Exercise task
Isolate every line in the records below with "Project" in it.

(Items from a dataset)
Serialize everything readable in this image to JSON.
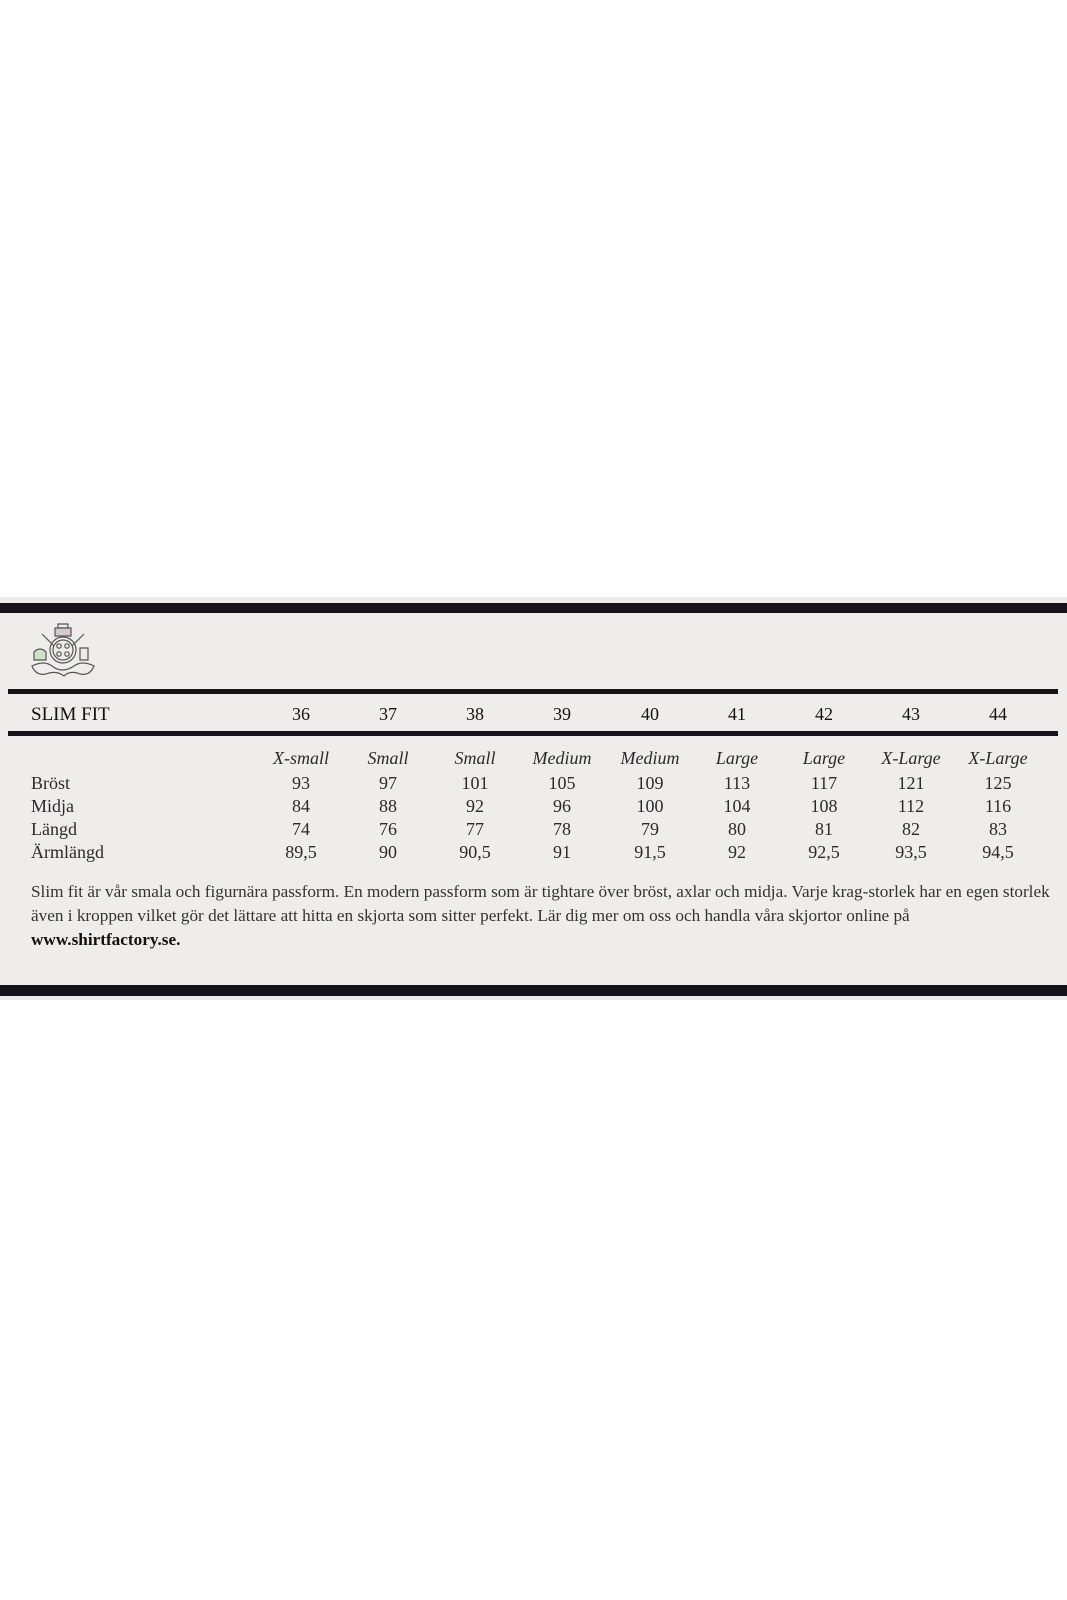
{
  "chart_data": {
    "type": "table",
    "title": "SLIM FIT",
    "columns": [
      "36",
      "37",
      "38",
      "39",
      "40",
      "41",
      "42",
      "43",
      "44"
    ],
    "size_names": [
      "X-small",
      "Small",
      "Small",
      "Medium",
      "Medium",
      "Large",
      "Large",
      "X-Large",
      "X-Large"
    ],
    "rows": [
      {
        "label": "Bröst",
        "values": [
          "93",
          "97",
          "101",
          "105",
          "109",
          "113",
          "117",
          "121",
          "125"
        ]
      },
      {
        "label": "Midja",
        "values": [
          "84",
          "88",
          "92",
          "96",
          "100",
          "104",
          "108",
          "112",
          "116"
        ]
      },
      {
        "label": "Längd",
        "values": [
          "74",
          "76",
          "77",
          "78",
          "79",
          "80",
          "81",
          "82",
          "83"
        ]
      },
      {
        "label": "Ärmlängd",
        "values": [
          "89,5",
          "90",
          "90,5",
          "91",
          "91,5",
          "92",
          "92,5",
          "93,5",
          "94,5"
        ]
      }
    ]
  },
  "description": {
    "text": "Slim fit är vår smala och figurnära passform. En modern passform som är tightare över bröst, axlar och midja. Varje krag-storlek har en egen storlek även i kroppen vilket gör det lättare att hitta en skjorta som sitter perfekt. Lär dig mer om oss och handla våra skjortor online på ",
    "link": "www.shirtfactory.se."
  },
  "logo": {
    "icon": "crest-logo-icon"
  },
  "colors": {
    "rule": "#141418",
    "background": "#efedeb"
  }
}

...

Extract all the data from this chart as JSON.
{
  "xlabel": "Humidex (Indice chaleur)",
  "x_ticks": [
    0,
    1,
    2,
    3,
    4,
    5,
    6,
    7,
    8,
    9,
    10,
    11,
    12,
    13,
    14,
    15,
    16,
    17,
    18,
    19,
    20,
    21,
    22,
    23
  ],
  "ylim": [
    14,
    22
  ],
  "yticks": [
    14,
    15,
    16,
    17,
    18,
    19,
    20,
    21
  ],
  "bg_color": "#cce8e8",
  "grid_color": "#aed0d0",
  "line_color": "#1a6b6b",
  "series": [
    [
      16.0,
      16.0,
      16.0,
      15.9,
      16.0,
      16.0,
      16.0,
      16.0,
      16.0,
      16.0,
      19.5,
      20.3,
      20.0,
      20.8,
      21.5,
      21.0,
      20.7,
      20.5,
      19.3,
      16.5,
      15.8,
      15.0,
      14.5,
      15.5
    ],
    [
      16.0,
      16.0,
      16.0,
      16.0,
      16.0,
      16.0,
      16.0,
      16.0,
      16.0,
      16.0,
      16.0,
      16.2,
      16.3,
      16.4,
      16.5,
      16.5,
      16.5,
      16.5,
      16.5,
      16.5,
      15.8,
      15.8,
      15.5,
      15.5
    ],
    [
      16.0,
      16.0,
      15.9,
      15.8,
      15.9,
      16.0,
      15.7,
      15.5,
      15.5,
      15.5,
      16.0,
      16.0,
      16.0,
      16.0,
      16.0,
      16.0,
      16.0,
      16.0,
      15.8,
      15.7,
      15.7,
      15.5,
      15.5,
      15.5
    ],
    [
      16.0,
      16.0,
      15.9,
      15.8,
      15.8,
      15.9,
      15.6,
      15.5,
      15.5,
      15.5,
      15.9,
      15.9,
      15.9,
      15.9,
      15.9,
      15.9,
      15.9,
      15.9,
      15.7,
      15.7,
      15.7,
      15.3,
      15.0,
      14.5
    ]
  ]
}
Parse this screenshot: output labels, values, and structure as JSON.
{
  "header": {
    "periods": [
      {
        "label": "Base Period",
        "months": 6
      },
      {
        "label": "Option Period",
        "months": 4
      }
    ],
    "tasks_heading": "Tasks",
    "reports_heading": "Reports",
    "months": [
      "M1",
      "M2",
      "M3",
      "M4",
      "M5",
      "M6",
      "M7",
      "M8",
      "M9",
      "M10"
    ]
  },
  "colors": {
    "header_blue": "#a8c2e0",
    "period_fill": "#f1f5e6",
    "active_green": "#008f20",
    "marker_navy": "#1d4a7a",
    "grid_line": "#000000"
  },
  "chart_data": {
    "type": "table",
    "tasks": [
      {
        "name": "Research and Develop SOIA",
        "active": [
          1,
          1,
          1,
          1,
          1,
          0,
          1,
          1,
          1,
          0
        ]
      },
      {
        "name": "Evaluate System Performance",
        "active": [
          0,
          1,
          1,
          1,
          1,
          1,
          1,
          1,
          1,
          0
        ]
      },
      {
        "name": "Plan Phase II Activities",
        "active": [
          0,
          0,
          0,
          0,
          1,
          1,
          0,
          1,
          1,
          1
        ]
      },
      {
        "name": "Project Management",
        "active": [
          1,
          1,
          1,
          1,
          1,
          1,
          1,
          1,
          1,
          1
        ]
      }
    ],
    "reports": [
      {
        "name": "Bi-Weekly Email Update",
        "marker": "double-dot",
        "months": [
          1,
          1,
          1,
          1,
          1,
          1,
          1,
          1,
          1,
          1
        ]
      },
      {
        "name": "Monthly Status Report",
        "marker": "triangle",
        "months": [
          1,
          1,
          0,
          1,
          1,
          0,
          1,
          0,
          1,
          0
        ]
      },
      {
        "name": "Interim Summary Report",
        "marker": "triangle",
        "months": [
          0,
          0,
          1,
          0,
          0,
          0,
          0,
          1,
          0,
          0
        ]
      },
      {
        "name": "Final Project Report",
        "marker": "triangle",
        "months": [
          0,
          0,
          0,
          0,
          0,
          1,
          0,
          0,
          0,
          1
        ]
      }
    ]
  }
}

Result below
        "name": "Project Management",
        "name": "Final Project Report",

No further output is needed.